**Text passage:**
The Localism Bill was introduced to Parliament via the House of Commons in December 2010. Its aim is to decentralise power “back into the hands of individuals, communities and councils.”
Here are a few things to consider about the Bill in relation to the provision of local services, including public libraries.
1.) The plain English version states that central government currently imposes too much bureaucracy in the form of centralised decisions, targets and inspections, which “leaves people feeling ‘done to’ and imposed upon.”
It’s true that the removal of Central government bureaucracy would allow development of services at a local level, but at the same time Central government bureaucracy also serves to ensure that local councils/authorities continue to provide essential services they are expected to.
2.) It also states that Central Government should be there to “help people and their locally elected representatives to achieve their own ambitions.”
This would be beneficial, as long as the local people and representatives who get their voices heard are (1) representative of all local people and (2) that their wishes ensure this does not affect the lives of those whose voices aren’t heard – commonly people in society who are in most need of public services.
3.) The Bill indicates that “Local authorities can do their job best when they have genuine freedom to respond to what local people want, not what they are told to do by central government.“
In an ideal world this would be a great opportunity for councils to work with local communities and I’m sure some will, but as we have seen in some library campaigns, local councils do not always listen to what people want. Campaigners throughout the country have raised petitions containing over 15,000 names asking councils to stop closure of libraries, but councils still appear to do what they want, rather than what the communities ask them to do.
4.) The General power of competence in the Bill states “local authorities should be free to do anything – provided they do not break other laws.” and that this power “does not remove any duties from localauthorities.” Alongside this, the Secretary of State will have the authority to“remove unnecessary restrictions and limitations where there is a good case to do so, subject to safeguards designed to protect vital services.”
It is important that local authorities are free to be innovative, as long as they don’t break the law and their duties are not removed. However, if the Secretary of State can over-rule restrictions, how will this affect councils actions and duties? Could this over-ruling have a negative effect on services that are provided to communities, as well as a positive effect?
5.) “the Government will abolish the Standards Board regime. Instead, it will become a criminal offence for councillors to deliberately withhold or misrepresent a personal interest. This means that councils will not be obliged to spend time and money investigating trivial complaints, while councillors involved in corruption and misconduct will face appropriately serious sanctions.”
Even though some complaints may be seen as trivial by Central Government, often it is the only way for an individual citizen to address concerns they may have about a councillor.
6.) Even though a councillor is there to represent his/her local community some are “warned off doing such things as campaigning, talking with constituents, or publicly expressing views on local issues, for fear of being accused of bias or facing legal challenge. The Localism Bill will make it clear that it is proper for councillors to play an active part in local discussions.”

**Record list:**

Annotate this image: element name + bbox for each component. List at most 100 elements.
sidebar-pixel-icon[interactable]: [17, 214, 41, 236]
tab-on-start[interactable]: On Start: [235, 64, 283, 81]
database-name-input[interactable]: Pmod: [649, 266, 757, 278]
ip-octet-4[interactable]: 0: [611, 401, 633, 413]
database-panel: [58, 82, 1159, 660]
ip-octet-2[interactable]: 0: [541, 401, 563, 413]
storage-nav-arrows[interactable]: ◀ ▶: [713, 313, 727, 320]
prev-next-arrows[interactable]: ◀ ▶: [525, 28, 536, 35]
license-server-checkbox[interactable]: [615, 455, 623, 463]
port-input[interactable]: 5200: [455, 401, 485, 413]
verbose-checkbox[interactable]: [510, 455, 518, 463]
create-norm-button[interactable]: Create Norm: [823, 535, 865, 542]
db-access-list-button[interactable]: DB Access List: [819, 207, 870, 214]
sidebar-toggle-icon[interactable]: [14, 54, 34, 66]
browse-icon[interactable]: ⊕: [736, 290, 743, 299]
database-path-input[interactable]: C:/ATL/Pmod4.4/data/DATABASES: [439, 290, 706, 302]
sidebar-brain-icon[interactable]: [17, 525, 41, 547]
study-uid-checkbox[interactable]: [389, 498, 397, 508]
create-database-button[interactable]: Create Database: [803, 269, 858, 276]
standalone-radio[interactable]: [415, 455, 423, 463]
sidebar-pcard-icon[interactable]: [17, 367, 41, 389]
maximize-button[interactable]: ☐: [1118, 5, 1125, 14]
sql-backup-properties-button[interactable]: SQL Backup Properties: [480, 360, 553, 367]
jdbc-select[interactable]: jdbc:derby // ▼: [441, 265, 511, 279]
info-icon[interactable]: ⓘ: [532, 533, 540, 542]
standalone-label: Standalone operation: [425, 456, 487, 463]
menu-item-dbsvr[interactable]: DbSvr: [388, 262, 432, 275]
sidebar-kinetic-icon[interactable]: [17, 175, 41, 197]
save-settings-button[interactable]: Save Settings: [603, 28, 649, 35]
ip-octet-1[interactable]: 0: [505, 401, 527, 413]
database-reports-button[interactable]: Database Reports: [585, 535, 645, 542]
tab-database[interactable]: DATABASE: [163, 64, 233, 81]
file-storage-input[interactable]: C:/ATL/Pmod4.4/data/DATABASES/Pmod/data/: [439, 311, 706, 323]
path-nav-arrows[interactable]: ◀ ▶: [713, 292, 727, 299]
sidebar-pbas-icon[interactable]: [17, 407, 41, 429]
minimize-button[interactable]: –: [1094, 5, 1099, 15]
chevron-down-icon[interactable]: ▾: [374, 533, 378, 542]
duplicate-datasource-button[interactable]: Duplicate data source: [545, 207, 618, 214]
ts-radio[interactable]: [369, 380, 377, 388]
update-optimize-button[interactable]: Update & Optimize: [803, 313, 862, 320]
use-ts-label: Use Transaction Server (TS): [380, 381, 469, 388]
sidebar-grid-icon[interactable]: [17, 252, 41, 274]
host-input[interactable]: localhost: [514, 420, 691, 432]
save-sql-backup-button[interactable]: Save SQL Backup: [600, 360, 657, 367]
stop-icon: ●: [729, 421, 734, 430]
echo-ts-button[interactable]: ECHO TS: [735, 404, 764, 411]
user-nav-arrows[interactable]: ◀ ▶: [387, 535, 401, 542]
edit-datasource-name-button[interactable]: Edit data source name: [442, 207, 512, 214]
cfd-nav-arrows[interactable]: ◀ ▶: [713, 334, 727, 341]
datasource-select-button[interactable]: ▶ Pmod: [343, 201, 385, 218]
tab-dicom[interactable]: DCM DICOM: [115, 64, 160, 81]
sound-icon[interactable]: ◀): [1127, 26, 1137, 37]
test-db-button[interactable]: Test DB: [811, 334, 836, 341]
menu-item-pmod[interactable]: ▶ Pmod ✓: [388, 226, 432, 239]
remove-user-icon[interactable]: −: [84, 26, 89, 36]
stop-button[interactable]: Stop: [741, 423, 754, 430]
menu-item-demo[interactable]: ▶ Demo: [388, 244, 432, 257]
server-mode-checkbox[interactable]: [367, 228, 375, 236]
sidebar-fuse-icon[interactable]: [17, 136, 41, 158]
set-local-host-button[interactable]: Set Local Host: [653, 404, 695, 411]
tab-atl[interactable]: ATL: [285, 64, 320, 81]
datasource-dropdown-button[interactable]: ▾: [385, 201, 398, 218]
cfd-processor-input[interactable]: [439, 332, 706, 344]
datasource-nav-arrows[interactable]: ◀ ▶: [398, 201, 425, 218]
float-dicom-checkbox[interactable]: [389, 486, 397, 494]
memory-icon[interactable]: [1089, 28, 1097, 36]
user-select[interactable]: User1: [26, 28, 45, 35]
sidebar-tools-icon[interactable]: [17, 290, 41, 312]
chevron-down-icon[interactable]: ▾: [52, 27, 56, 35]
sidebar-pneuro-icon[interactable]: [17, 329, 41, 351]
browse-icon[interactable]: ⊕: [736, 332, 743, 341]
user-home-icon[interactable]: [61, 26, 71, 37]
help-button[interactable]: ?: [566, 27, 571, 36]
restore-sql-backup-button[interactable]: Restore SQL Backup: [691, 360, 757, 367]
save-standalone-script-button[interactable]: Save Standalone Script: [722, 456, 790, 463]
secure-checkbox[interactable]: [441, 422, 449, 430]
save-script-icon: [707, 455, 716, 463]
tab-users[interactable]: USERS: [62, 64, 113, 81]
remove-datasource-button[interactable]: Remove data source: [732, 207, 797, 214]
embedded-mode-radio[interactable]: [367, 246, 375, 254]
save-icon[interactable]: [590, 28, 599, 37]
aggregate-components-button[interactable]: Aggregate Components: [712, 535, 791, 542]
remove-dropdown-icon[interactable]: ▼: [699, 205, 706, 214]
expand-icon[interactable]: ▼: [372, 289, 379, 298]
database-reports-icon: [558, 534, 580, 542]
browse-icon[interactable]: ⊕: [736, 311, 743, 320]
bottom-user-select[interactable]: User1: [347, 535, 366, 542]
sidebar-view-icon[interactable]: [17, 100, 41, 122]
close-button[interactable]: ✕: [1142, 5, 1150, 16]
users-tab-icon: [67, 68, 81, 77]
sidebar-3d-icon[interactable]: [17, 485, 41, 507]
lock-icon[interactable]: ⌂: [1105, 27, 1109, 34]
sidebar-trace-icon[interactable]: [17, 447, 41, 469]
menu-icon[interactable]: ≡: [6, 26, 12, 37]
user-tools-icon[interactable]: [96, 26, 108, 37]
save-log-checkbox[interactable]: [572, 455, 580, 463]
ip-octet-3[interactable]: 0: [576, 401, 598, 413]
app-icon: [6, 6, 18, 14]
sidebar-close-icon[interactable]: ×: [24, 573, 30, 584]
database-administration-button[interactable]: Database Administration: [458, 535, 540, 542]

**Prompt 1:** According to the text on the Localism Bill, in what month and year was the Bill introduced to Parliament?
**Prompt 2:** Copy the records from their first line through the line that contains "database-panel: [58, 82, 1159, 660]", including both of those lines.
The records have no connection to the text on the Localism Bill.

**Correct answer 1:** December 2010.

**Correct answer 2:**
Annotate this image: element name + bbox for each component. List at most 100 elements.
sidebar-pixel-icon[interactable]: [17, 214, 41, 236]
tab-on-start[interactable]: On Start: [235, 64, 283, 81]
database-name-input[interactable]: Pmod: [649, 266, 757, 278]
ip-octet-4[interactable]: 0: [611, 401, 633, 413]
database-panel: [58, 82, 1159, 660]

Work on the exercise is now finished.